>> Start ENTRIES
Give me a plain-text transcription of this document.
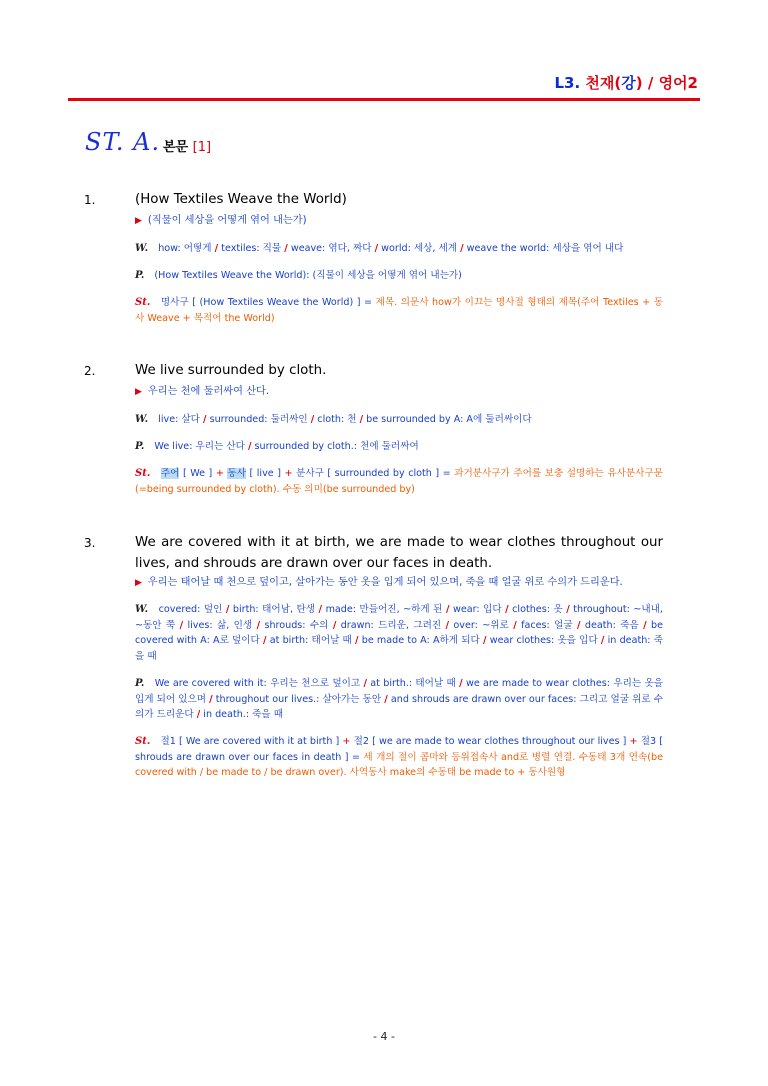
L3. 천재(강) / 영어2
ST. A. 본문 [1]
1.	(How Textiles Weave the World)
▶ (직물이 세상을 어떻게 엮어 내는가)
W. how: 어떻게 / textiles: 직물 / weave: 엮다, 짜다 / world: 세상, 세계 / weave the world: 세상을 엮어 내다
P. (How Textiles Weave the World): (직물이 세상을 어떻게 엮어 내는가)
St. 명사구 [ (How Textiles Weave the World) ] = 제목. 의문사 how가 이끄는 명사절 형태의 제목(주어 Textiles + 동사 Weave + 목적어 the World)
2.	We live surrounded by cloth.
▶ 우리는 천에 둘러싸여 산다.
W. live: 살다 / surrounded: 둘러싸인 / cloth: 천 / be surrounded by A: A에 둘러싸이다
P. We live: 우리는 산다 / surrounded by cloth.: 천에 둘러싸여
St. 주어 [ We ] + 동사 [ live ] + 분사구 [ surrounded by cloth ] = 과거분사구가 주어를 보충 설명하는 유사분사구문(=being surrounded by cloth). 수동 의미(be surrounded by)
3.	We are covered with it at birth, we are made to wear clothes throughout our lives, and shrouds are drawn over our faces in death.
▶ 우리는 태어날 때 천으로 덮이고, 살아가는 동안 옷을 입게 되어 있으며, 죽을 때 얼굴 위로 수의가 드리운다.
W. covered: 덮인 / birth: 태어남, 탄생 / made: 만들어진, ~하게 된 / wear: 입다 / clothes: 옷 / throughout: ~내내, ~동안 쭉 / lives: 삶, 인생 / shrouds: 수의 / drawn: 드리운, 그려진 / over: ~위로 / faces: 얼굴 / death: 죽음 / be covered with A: A로 덮이다 / at birth: 태어날 때 / be made to A: A하게 되다 / wear clothes: 옷을 입다 / in death: 죽을 때
P. We are covered with it: 우리는 천으로 덮이고 / at birth.: 태어날 때 / we are made to wear clothes: 우리는 옷을 입게 되어 있으며 / throughout our lives.: 살아가는 동안 / and shrouds are drawn over our faces: 그리고 얼굴 위로 수의가 드리운다 / in death.: 죽을 때
St. 절1 [ We are covered with it at birth ] + 절2 [ we are made to wear clothes throughout our lives ] + 절3 [ shrouds are drawn over our faces in death ] = 세 개의 절이 콤마와 등위접속사 and로 병렬 연결. 수동태 3개 연속(be covered with / be made to / be drawn over). 사역동사 make의 수동태 be made to + 동사원형
- 4 -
>> End ENTRIES
SHORT PROBLEM.
Whenever "드리운다" turns up in a line, pick that line out.

COMPLETE OUTPUT.
▶ 우리는 태어날 때 천으로 덮이고, 살아가는 동안 옷을 입게 되어 있으며, 죽을 때 얼굴 위로 수의가 드리운다.
P. We are covered with it: 우리는 천으로 덮이고 / at birth.: 태어날 때 / we are made to wear clothes: 우리는 옷을 입게 되어 있으며 / throughout our lives.: 살아가는 동안 / and shrouds are drawn over our faces: 그리고 얼굴 위로 수의가 드리운다 / in death.: 죽을 때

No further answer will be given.